Short exercise. Convert the lines below into a JSON list of strings, one string per line, omitting any blank lines.

Data for the task.
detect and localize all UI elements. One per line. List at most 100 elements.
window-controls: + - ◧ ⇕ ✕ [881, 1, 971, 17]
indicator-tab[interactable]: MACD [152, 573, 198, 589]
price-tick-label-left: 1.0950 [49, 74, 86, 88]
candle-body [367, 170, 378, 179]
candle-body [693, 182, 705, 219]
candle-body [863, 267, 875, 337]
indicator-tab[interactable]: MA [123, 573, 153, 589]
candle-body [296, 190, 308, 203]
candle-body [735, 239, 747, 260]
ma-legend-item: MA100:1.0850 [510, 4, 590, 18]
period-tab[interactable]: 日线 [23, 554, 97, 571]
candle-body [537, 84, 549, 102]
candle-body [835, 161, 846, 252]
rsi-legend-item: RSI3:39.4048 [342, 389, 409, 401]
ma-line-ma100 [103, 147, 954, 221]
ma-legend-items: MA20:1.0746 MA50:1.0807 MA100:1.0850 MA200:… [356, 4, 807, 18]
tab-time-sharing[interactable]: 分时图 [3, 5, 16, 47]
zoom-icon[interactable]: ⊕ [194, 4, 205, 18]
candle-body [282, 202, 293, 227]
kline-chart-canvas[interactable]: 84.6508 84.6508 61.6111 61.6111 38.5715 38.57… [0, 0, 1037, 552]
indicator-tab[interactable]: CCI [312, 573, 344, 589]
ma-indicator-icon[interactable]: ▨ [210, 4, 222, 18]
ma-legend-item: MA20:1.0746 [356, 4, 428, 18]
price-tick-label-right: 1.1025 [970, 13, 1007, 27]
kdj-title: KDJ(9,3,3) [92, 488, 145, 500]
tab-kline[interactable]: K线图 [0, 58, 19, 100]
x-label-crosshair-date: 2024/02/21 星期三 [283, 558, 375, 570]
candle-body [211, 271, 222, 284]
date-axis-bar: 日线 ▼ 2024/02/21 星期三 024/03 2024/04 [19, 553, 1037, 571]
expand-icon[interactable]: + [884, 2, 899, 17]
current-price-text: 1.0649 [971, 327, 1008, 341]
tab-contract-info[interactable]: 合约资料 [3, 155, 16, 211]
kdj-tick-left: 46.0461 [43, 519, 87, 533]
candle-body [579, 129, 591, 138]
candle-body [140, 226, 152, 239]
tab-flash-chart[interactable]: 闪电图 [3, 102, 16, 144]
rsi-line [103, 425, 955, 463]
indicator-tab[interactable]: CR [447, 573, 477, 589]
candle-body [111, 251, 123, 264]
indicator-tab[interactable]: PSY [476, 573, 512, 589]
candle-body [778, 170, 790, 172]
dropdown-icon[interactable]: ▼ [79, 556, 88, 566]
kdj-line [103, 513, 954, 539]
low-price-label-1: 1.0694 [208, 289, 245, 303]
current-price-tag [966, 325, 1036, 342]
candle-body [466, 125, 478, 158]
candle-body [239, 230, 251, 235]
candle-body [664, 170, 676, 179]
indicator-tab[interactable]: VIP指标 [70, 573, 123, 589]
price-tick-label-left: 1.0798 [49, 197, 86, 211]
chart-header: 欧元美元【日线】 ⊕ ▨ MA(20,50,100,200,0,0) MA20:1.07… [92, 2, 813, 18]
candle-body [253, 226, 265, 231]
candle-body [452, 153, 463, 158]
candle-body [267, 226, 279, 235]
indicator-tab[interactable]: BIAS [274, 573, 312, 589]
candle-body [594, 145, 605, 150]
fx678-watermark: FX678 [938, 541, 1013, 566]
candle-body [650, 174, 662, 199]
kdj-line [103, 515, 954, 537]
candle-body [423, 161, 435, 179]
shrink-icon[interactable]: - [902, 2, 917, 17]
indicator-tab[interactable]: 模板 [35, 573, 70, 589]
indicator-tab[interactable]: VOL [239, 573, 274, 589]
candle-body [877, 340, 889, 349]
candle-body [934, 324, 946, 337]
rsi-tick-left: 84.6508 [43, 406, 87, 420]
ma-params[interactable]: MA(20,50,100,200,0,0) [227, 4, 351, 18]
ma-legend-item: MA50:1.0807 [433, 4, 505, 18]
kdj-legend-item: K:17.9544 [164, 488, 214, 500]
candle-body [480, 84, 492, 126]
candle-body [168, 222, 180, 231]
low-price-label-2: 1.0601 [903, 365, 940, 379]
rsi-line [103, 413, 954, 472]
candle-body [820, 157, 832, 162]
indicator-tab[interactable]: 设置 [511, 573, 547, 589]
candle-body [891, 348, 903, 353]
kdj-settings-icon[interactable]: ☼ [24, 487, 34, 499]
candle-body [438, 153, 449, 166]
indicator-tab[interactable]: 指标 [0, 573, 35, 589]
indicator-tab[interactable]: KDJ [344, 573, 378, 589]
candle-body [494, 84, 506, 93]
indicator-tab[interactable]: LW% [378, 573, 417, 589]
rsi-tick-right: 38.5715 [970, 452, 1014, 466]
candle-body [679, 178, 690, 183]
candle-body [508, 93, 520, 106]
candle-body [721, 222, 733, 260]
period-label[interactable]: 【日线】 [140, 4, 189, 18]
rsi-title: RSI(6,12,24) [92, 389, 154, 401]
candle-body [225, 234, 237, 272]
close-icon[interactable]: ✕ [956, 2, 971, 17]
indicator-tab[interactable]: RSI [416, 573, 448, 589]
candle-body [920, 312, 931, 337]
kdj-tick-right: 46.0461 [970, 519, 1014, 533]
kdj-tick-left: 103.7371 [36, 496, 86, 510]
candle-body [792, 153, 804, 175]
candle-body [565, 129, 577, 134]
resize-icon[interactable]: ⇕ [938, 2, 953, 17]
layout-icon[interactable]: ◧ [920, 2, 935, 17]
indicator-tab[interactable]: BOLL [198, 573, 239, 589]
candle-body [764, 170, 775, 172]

Output.
[
  "detect and localize all UI elements. One per line. List at most 100 elements.",
  "window-controls: + - ◧ ⇕ ✕ [881, 1, 971, 17]",
  "indicator-tab[interactable]: MACD [152, 573, 198, 589]",
  "price-tick-label-left: 1.0950 [49, 74, 86, 88]",
  "candle-body [367, 170, 378, 179]",
  "candle-body [693, 182, 705, 219]",
  "candle-body [863, 267, 875, 337]",
  "indicator-tab[interactable]: MA [123, 573, 153, 589]",
  "candle-body [296, 190, 308, 203]",
  "candle-body [735, 239, 747, 260]",
  "ma-legend-item: MA100:1.0850 [510, 4, 590, 18]",
  "period-tab[interactable]: 日线 [23, 554, 97, 571]",
  "candle-body [537, 84, 549, 102]",
  "candle-body [835, 161, 846, 252]",
  "rsi-legend-item: RSI3:39.4048 [342, 389, 409, 401]",
  "ma-line-ma100 [103, 147, 954, 221]",
  "ma-legend-items: MA20:1.0746 MA50:1.0807 MA100:1.0850 MA200:… [356, 4, 807, 18]",
  "tab-time-sharing[interactable]: 分时图 [3, 5, 16, 47]",
  "zoom-icon[interactable]: ⊕ [194, 4, 205, 18]",
  "candle-body [282, 202, 293, 227]",
  "kline-chart-canvas[interactable]: 84.6508 84.6508 61.6111 61.6111 38.5715 38.57… [0, 0, 1037, 552]",
  "indicator-tab[interactable]: CCI [312, 573, 344, 589]",
  "ma-indicator-icon[interactable]: ▨ [210, 4, 222, 18]",
  "ma-legend-item: MA20:1.0746 [356, 4, 428, 18]",
  "price-tick-label-right: 1.1025 [970, 13, 1007, 27]",
  "kdj-title: KDJ(9,3,3) [92, 488, 145, 500]",
  "tab-kline[interactable]: K线图 [0, 58, 19, 100]",
  "x-label-crosshair-date: 2024/02/21 星期三 [283, 558, 375, 570]",
  "candle-body [211, 271, 222, 284]",
  "date-axis-bar: 日线 ▼ 2024/02/21 星期三 024/03 2024/04 [19, 553, 1037, 571]",
  "expand-icon[interactable]: + [884, 2, 899, 17]",
  "current-price-text: 1.0649 [971, 327, 1008, 341]",
  "tab-contract-info[interactable]: 合约资料 [3, 155, 16, 211]",
  "kdj-tick-left: 46.0461 [43, 519, 87, 533]",
  "candle-body [579, 129, 591, 138]",
  "candle-body [140, 226, 152, 239]",
  "tab-flash-chart[interactable]: 闪电图 [3, 102, 16, 144]",
  "rsi-line [103, 425, 955, 463]",
  "indicator-tab[interactable]: CR [447, 573, 477, 589]",
  "candle-body [111, 251, 123, 264]",
  "indicator-tab[interactable]: PSY [476, 573, 512, 589]",
  "candle-body [778, 170, 790, 172]",
  "dropdown-icon[interactable]: ▼ [79, 556, 88, 566]",
  "kdj-line [103, 513, 954, 539]",
  "low-price-label-1: 1.0694 [208, 289, 245, 303]",
  "current-price-tag [966, 325, 1036, 342]",
  "candle-body [466, 125, 478, 158]",
  "candle-body [239, 230, 251, 235]",
  "candle-body [664, 170, 676, 179]",
  "indicator-tab[interactable]: VIP指标 [70, 573, 123, 589]",
  "price-tick-label-left: 1.0798 [49, 197, 86, 211]",
  "chart-header: 欧元美元【日线】 ⊕ ▨ MA(20,50,100,200,0,0) MA20:1.07… [92, 2, 813, 18]",
  "candle-body [253, 226, 265, 231]",
  "candle-body [452, 153, 463, 158]",
  "candle-body [267, 226, 279, 235]",
  "indicator-tab[interactable]: BIAS [274, 573, 312, 589]",
  "candle-body [594, 145, 605, 150]",
  "fx678-watermark: FX678 [938, 541, 1013, 566]",
  "candle-body [650, 174, 662, 199]",
  "kdj-line [103, 515, 954, 537]",
  "candle-body [423, 161, 435, 179]",
  "shrink-icon[interactable]: - [902, 2, 917, 17]",
  "indicator-tab[interactable]: 模板 [35, 573, 70, 589]",
  "indicator-tab[interactable]: VOL [239, 573, 274, 589]",
  "candle-body [877, 340, 889, 349]",
  "candle-body [934, 324, 946, 337]",
  "rsi-tick-left: 84.6508 [43, 406, 87, 420]",
  "ma-params[interactable]: MA(20,50,100,200,0,0) [227, 4, 351, 18]",
  "ma-legend-item: MA50:1.0807 [433, 4, 505, 18]",
  "kdj-legend-item: K:17.9544 [164, 488, 214, 500]",
  "candle-body [480, 84, 492, 126]",
  "candle-body [168, 222, 180, 231]",
  "low-price-label-2: 1.0601 [903, 365, 940, 379]",
  "rsi-line [103, 413, 954, 472]",
  "candle-body [820, 157, 832, 162]",
  "indicator-tab[interactable]: 设置 [511, 573, 547, 589]",
  "candle-body [891, 348, 903, 353]",
  "kdj-settings-icon[interactable]: ☼ [24, 487, 34, 499]",
  "candle-body [438, 153, 449, 166]",
  "indicator-tab[interactable]: 指标 [0, 573, 35, 589]",
  "indicator-tab[interactable]: KDJ [344, 573, 378, 589]",
  "candle-body [494, 84, 506, 93]",
  "indicator-tab[interactable]: LW% [378, 573, 417, 589]",
  "rsi-tick-right: 38.5715 [970, 452, 1014, 466]",
  "candle-body [679, 178, 690, 183]",
  "candle-body [508, 93, 520, 106]",
  "candle-body [721, 222, 733, 260]",
  "period-label[interactable]: 【日线】 [140, 4, 189, 18]",
  "rsi-title: RSI(6,12,24) [92, 389, 154, 401]",
  "candle-body [225, 234, 237, 272]",
  "close-icon[interactable]: ✕ [956, 2, 971, 17]",
  "indicator-tab[interactable]: RSI [416, 573, 448, 589]",
  "candle-body [920, 312, 931, 337]",
  "kdj-tick-right: 46.0461 [970, 519, 1014, 533]",
  "kdj-tick-left: 103.7371 [36, 496, 86, 510]",
  "candle-body [792, 153, 804, 175]",
  "candle-body [565, 129, 577, 134]",
  "resize-icon[interactable]: ⇕ [938, 2, 953, 17]",
  "layout-icon[interactable]: ◧ [920, 2, 935, 17]",
  "indicator-tab[interactable]: BOLL [198, 573, 239, 589]",
  "candle-body [764, 170, 775, 172]"
]